▸ **WORK INSTRUCTIONS**: Check every line below for the word "Descuentos" and show those that hold it.

Figure record extracts:
============================================================
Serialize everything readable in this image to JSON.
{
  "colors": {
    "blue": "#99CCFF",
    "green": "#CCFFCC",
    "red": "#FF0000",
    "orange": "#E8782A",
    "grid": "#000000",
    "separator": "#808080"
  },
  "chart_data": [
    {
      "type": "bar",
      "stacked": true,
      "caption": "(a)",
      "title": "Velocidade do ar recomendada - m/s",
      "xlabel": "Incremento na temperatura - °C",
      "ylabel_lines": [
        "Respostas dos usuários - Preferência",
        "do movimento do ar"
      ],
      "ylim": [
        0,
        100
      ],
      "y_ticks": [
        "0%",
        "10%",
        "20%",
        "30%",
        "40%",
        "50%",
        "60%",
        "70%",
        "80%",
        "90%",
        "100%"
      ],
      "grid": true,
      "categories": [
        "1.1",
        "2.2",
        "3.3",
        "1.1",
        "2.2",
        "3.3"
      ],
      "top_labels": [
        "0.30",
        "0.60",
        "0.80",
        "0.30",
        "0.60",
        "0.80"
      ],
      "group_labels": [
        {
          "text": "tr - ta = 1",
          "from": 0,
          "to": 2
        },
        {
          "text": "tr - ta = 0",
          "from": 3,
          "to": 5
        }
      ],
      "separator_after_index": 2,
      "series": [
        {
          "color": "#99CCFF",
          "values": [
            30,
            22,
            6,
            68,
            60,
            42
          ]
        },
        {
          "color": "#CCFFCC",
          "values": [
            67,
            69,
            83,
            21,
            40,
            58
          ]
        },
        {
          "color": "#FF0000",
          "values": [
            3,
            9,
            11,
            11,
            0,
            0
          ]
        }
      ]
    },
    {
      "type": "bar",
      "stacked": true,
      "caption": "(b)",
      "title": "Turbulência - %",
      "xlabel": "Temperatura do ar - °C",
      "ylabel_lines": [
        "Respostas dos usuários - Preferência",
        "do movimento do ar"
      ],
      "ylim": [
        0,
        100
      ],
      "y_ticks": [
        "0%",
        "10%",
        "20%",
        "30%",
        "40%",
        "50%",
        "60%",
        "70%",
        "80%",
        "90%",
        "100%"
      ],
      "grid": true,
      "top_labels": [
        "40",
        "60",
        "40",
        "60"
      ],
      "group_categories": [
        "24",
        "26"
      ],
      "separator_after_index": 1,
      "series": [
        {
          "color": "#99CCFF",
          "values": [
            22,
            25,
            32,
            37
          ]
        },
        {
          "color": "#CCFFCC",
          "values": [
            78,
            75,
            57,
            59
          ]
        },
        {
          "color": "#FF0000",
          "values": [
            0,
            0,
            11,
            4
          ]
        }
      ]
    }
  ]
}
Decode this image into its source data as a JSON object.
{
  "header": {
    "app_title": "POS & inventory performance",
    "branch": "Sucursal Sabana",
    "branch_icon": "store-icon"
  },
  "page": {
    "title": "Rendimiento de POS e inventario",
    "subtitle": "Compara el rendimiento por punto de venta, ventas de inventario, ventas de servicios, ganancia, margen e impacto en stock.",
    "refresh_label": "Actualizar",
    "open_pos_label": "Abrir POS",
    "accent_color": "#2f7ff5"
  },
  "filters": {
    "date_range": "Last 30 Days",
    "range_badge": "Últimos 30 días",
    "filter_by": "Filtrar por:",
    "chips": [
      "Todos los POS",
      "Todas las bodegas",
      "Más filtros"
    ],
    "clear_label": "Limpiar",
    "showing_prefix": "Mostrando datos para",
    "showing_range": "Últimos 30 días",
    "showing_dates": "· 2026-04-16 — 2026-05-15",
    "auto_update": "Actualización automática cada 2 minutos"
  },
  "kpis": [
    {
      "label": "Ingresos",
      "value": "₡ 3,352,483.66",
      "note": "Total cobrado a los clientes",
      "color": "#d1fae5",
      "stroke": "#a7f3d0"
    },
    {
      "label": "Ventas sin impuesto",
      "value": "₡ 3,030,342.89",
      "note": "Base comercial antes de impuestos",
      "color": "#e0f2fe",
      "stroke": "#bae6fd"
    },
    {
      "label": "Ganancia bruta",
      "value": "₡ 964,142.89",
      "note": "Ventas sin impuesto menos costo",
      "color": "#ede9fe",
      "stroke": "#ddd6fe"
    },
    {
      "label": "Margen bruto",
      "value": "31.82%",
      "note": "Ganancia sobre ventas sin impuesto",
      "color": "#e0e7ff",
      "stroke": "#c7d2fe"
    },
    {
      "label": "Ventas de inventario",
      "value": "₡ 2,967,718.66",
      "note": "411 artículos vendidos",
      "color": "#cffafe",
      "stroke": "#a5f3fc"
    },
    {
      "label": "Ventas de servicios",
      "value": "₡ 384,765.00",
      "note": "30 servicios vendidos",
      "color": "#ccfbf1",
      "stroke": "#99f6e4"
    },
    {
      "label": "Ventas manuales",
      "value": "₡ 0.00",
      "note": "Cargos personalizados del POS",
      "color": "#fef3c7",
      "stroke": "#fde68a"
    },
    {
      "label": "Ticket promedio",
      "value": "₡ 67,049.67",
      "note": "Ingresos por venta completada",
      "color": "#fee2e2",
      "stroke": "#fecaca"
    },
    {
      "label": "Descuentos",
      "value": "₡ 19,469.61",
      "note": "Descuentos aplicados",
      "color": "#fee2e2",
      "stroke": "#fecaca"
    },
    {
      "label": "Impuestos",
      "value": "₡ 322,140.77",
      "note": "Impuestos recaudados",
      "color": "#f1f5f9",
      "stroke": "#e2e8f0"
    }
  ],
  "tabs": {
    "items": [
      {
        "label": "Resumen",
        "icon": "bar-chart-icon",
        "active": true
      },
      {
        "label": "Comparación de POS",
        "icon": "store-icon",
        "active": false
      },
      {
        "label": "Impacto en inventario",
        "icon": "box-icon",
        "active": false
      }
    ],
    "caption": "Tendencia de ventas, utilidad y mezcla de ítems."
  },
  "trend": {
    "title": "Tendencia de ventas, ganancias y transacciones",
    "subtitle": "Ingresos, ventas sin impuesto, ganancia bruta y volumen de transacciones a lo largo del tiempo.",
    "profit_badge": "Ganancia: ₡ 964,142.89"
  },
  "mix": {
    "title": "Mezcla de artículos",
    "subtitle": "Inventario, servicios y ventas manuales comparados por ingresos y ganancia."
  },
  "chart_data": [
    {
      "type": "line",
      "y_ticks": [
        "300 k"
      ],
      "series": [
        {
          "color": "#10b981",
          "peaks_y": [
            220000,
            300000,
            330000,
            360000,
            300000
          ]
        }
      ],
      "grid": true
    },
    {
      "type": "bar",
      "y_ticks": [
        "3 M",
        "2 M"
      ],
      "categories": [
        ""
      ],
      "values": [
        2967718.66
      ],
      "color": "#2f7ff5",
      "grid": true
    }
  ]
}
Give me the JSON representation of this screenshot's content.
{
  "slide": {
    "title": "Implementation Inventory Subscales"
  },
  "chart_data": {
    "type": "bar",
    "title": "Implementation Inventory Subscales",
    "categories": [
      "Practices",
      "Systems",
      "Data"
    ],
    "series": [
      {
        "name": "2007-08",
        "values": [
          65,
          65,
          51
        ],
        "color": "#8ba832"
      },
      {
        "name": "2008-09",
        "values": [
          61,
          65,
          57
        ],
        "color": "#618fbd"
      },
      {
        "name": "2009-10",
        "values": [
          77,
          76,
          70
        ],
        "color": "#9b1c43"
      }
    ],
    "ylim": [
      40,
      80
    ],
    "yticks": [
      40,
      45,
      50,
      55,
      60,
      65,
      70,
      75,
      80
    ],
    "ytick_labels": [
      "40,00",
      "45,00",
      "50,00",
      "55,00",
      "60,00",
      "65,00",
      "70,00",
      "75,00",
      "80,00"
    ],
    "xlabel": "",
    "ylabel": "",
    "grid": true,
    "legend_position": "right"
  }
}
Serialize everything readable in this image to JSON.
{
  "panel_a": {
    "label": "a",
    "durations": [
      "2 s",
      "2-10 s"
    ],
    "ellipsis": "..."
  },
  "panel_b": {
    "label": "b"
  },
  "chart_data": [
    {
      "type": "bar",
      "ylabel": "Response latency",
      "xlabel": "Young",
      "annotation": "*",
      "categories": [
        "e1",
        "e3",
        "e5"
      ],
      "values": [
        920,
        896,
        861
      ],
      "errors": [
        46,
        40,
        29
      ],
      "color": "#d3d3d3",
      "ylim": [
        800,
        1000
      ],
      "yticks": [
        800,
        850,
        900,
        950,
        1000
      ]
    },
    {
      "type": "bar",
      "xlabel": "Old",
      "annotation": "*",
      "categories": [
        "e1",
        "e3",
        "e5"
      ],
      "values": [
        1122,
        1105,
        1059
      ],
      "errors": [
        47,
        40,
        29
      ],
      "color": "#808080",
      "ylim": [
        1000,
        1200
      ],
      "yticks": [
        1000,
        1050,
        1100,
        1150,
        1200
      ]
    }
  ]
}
============================================================
▸ **THE OUTPUT**:
      "label": "Descuentos",
      "note": "Descuentos aplicados",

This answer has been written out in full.